Lines of data:
* start *

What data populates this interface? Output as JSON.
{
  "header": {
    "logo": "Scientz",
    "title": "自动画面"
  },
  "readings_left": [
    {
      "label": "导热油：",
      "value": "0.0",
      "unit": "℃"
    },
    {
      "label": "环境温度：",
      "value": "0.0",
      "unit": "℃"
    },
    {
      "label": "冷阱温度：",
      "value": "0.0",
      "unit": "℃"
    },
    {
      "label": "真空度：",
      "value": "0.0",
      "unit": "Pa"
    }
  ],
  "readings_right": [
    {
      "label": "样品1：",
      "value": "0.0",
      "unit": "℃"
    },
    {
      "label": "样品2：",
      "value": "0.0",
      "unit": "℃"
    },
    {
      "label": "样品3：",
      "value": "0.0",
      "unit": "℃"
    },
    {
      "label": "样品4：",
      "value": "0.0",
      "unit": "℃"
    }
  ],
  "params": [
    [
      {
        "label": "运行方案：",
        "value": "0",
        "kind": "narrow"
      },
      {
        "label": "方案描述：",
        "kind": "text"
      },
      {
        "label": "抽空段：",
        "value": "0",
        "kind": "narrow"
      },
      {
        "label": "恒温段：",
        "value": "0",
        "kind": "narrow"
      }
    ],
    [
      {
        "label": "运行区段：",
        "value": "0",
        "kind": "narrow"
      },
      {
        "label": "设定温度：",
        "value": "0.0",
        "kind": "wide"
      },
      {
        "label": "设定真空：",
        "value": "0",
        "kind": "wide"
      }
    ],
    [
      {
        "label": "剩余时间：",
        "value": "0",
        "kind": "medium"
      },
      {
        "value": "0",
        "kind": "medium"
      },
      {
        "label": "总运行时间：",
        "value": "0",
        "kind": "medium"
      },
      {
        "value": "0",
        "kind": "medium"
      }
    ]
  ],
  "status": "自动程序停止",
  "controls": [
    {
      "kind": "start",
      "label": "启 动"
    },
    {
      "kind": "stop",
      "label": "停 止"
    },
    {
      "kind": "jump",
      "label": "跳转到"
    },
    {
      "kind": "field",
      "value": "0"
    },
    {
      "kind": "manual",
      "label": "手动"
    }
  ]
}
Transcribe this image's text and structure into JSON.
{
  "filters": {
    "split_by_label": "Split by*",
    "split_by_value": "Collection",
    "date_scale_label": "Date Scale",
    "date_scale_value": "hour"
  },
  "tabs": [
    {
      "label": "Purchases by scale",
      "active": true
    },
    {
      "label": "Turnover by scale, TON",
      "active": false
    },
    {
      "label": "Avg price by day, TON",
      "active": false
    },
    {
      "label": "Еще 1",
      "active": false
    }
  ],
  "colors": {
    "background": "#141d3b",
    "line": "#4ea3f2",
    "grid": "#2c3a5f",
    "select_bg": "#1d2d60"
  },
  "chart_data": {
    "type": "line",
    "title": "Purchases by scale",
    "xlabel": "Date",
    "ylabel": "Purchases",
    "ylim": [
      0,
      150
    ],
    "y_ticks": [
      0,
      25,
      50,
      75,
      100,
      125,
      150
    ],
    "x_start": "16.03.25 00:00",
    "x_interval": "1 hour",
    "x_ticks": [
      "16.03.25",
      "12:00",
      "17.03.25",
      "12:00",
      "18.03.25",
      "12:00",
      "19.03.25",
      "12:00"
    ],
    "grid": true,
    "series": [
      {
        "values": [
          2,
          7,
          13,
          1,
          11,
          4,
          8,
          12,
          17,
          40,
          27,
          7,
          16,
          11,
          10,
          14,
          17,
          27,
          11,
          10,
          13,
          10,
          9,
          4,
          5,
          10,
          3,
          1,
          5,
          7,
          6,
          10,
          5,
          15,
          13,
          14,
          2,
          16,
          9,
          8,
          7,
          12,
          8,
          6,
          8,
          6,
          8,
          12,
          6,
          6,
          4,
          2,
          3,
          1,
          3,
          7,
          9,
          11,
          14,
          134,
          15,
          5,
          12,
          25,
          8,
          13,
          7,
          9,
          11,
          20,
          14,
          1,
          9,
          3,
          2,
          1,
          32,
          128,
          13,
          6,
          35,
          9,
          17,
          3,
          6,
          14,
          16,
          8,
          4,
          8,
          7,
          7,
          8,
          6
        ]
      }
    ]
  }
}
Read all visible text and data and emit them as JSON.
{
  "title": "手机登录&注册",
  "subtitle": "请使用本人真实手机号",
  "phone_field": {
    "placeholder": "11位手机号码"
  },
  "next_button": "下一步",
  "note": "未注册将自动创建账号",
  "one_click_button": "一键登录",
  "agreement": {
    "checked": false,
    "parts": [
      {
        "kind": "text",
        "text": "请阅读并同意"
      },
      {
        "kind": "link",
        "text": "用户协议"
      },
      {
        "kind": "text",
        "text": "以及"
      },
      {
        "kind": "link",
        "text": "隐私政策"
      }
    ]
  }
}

* end *

Pick out, from the lines above, every one that contains the string "JSON".

What data populates this interface? Output as JSON.
Transcribe this image's text and structure into JSON.
Read all visible text and data and emit them as JSON.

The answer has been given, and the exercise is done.